- _Task prompt_
Print all the data, keeping every line exactly as it is.

- _Dataset records_
·····

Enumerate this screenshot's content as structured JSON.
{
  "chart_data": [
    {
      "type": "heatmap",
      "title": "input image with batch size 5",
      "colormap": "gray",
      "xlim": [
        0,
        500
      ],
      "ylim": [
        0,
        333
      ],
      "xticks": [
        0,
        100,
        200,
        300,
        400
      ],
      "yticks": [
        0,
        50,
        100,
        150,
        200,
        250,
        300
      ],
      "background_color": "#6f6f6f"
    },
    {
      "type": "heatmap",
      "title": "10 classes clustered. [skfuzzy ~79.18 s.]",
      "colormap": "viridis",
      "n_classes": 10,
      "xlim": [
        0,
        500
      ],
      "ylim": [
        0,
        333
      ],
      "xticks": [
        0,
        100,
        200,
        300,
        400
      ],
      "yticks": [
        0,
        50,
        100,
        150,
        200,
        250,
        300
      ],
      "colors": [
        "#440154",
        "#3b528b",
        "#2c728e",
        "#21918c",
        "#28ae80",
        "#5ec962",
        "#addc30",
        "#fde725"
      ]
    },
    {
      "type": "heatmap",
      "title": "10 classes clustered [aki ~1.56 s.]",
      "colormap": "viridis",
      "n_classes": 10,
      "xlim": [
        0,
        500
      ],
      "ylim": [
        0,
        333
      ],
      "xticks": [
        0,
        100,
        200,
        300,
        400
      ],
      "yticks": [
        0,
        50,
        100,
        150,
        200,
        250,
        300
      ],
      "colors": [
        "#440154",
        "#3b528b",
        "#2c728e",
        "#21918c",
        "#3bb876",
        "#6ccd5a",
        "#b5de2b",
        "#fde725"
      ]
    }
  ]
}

·····

- _Finished exercise_
Enumerate this screenshot's content as structured JSON.
{
  "chart_data": [
    {
      "type": "heatmap",
      "title": "input image with batch size 5",
      "colormap": "gray",
      "xlim": [
        0,
        500
      ],
      "ylim": [
        0,
        333
      ],
      "xticks": [
        0,
        100,
        200,
        300,
        400
      ],
      "yticks": [
        0,
        50,
        100,
        150,
        200,
        250,
        300
      ],
      "background_color": "#6f6f6f"
    },
    {
      "type": "heatmap",
      "title": "10 classes clustered. [skfuzzy ~79.18 s.]",
      "colormap": "viridis",
      "n_classes": 10,
      "xlim": [
        0,
        500
      ],
      "ylim": [
        0,
        333
      ],
      "xticks": [
        0,
        100,
        200,
        300,
        400
      ],
      "yticks": [
        0,
        50,
        100,
        150,
        200,
        250,
        300
      ],
      "colors": [
        "#440154",
        "#3b528b",
        "#2c728e",
        "#21918c",
        "#28ae80",
        "#5ec962",
        "#addc30",
        "#fde725"
      ]
    },
    {
      "type": "heatmap",
      "title": "10 classes clustered [aki ~1.56 s.]",
      "colormap": "viridis",
      "n_classes": 10,
      "xlim": [
        0,
        500
      ],
      "ylim": [
        0,
        333
      ],
      "xticks": [
        0,
        100,
        200,
        300,
        400
      ],
      "yticks": [
        0,
        50,
        100,
        150,
        200,
        250,
        300
      ],
      "colors": [
        "#440154",
        "#3b528b",
        "#2c728e",
        "#21918c",
        "#3bb876",
        "#6ccd5a",
        "#b5de2b",
        "#fde725"
      ]
    }
  ]
}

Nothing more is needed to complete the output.